■ **YOUR TASK**
Write out the listing exactly as it is given.

■ **INPUT DATA**
========

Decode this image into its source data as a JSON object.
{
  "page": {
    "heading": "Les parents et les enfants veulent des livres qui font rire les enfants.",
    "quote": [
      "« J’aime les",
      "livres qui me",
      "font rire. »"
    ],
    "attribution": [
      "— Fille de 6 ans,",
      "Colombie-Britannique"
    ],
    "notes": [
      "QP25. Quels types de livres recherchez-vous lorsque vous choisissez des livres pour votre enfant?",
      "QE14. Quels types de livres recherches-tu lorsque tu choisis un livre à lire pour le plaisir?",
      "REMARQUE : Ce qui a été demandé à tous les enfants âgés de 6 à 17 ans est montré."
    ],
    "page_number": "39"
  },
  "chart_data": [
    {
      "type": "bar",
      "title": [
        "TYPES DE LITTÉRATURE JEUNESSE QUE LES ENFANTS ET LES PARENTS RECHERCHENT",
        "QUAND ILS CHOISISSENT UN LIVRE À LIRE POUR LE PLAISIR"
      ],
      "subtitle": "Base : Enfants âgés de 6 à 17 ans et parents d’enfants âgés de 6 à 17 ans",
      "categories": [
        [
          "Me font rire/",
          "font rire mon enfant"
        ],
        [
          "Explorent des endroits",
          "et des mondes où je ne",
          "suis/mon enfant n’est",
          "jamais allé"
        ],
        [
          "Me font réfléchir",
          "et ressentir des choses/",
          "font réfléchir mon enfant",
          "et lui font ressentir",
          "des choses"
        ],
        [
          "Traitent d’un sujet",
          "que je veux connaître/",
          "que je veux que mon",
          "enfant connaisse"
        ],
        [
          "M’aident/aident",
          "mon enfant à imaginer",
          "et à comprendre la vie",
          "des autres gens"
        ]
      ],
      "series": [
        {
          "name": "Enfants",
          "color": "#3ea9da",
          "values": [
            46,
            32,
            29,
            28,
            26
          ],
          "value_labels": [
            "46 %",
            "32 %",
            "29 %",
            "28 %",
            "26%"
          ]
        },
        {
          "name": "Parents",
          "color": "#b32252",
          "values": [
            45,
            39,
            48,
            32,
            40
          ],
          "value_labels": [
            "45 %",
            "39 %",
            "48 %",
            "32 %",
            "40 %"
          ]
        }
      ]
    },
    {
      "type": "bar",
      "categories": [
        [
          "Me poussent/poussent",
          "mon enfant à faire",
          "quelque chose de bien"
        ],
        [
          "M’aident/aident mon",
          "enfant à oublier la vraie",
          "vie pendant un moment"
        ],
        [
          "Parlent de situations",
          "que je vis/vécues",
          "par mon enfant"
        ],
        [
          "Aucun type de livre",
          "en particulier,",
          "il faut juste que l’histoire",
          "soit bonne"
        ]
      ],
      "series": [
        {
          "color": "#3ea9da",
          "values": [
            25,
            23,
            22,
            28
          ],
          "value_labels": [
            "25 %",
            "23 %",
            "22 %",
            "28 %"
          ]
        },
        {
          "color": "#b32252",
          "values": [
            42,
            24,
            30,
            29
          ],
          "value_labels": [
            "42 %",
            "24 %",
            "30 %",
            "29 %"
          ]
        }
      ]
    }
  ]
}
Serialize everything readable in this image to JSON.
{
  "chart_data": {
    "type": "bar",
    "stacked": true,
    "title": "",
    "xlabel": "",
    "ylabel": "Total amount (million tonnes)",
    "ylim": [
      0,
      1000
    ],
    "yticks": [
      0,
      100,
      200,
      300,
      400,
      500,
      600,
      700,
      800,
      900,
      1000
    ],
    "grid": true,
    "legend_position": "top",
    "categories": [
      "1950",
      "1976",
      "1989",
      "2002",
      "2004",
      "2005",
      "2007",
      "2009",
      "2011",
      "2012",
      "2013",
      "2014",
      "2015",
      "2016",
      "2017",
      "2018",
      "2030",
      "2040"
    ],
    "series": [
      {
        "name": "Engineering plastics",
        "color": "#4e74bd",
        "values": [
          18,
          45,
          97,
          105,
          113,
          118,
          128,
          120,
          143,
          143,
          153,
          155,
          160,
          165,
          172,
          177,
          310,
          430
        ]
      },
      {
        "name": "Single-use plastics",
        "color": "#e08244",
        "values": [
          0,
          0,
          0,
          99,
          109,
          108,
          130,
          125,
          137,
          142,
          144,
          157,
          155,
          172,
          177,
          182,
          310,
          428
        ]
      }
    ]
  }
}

========

■ **EXERCISE RESPONSE**
Decode this image into its source data as a JSON object.
{
  "page": {
    "heading": "Les parents et les enfants veulent des livres qui font rire les enfants.",
    "quote": [
      "« J’aime les",
      "livres qui me",
      "font rire. »"
    ],
    "attribution": [
      "— Fille de 6 ans,",
      "Colombie-Britannique"
    ],
    "notes": [
      "QP25. Quels types de livres recherchez-vous lorsque vous choisissez des livres pour votre enfant?",
      "QE14. Quels types de livres recherches-tu lorsque tu choisis un livre à lire pour le plaisir?",
      "REMARQUE : Ce qui a été demandé à tous les enfants âgés de 6 à 17 ans est montré."
    ],
    "page_number": "39"
  },
  "chart_data": [
    {
      "type": "bar",
      "title": [
        "TYPES DE LITTÉRATURE JEUNESSE QUE LES ENFANTS ET LES PARENTS RECHERCHENT",
        "QUAND ILS CHOISISSENT UN LIVRE À LIRE POUR LE PLAISIR"
      ],
      "subtitle": "Base : Enfants âgés de 6 à 17 ans et parents d’enfants âgés de 6 à 17 ans",
      "categories": [
        [
          "Me font rire/",
          "font rire mon enfant"
        ],
        [
          "Explorent des endroits",
          "et des mondes où je ne",
          "suis/mon enfant n’est",
          "jamais allé"
        ],
        [
          "Me font réfléchir",
          "et ressentir des choses/",
          "font réfléchir mon enfant",
          "et lui font ressentir",
          "des choses"
        ],
        [
          "Traitent d’un sujet",
          "que je veux connaître/",
          "que je veux que mon",
          "enfant connaisse"
        ],
        [
          "M’aident/aident",
          "mon enfant à imaginer",
          "et à comprendre la vie",
          "des autres gens"
        ]
      ],
      "series": [
        {
          "name": "Enfants",
          "color": "#3ea9da",
          "values": [
            46,
            32,
            29,
            28,
            26
          ],
          "value_labels": [
            "46 %",
            "32 %",
            "29 %",
            "28 %",
            "26%"
          ]
        },
        {
          "name": "Parents",
          "color": "#b32252",
          "values": [
            45,
            39,
            48,
            32,
            40
          ],
          "value_labels": [
            "45 %",
            "39 %",
            "48 %",
            "32 %",
            "40 %"
          ]
        }
      ]
    },
    {
      "type": "bar",
      "categories": [
        [
          "Me poussent/poussent",
          "mon enfant à faire",
          "quelque chose de bien"
        ],
        [
          "M’aident/aident mon",
          "enfant à oublier la vraie",
          "vie pendant un moment"
        ],
        [
          "Parlent de situations",
          "que je vis/vécues",
          "par mon enfant"
        ],
        [
          "Aucun type de livre",
          "en particulier,",
          "il faut juste que l’histoire",
          "soit bonne"
        ]
      ],
      "series": [
        {
          "color": "#3ea9da",
          "values": [
            25,
            23,
            22,
            28
          ],
          "value_labels": [
            "25 %",
            "23 %",
            "22 %",
            "28 %"
          ]
        },
        {
          "color": "#b32252",
          "values": [
            42,
            24,
            30,
            29
          ],
          "value_labels": [
            "42 %",
            "24 %",
            "30 %",
            "29 %"
          ]
        }
      ]
    }
  ]
}
Serialize everything readable in this image to JSON.
{
  "chart_data": {
    "type": "bar",
    "stacked": true,
    "title": "",
    "xlabel": "",
    "ylabel": "Total amount (million tonnes)",
    "ylim": [
      0,
      1000
    ],
    "yticks": [
      0,
      100,
      200,
      300,
      400,
      500,
      600,
      700,
      800,
      900,
      1000
    ],
    "grid": true,
    "legend_position": "top",
    "categories": [
      "1950",
      "1976",
      "1989",
      "2002",
      "2004",
      "2005",
      "2007",
      "2009",
      "2011",
      "2012",
      "2013",
      "2014",
      "2015",
      "2016",
      "2017",
      "2018",
      "2030",
      "2040"
    ],
    "series": [
      {
        "name": "Engineering plastics",
        "color": "#4e74bd",
        "values": [
          18,
          45,
          97,
          105,
          113,
          118,
          128,
          120,
          143,
          143,
          153,
          155,
          160,
          165,
          172,
          177,
          310,
          430
        ]
      },
      {
        "name": "Single-use plastics",
        "color": "#e08244",
        "values": [
          0,
          0,
          0,
          99,
          109,
          108,
          130,
          125,
          137,
          142,
          144,
          157,
          155,
          172,
          177,
          182,
          310,
          428
        ]
      }
    ]
  }
}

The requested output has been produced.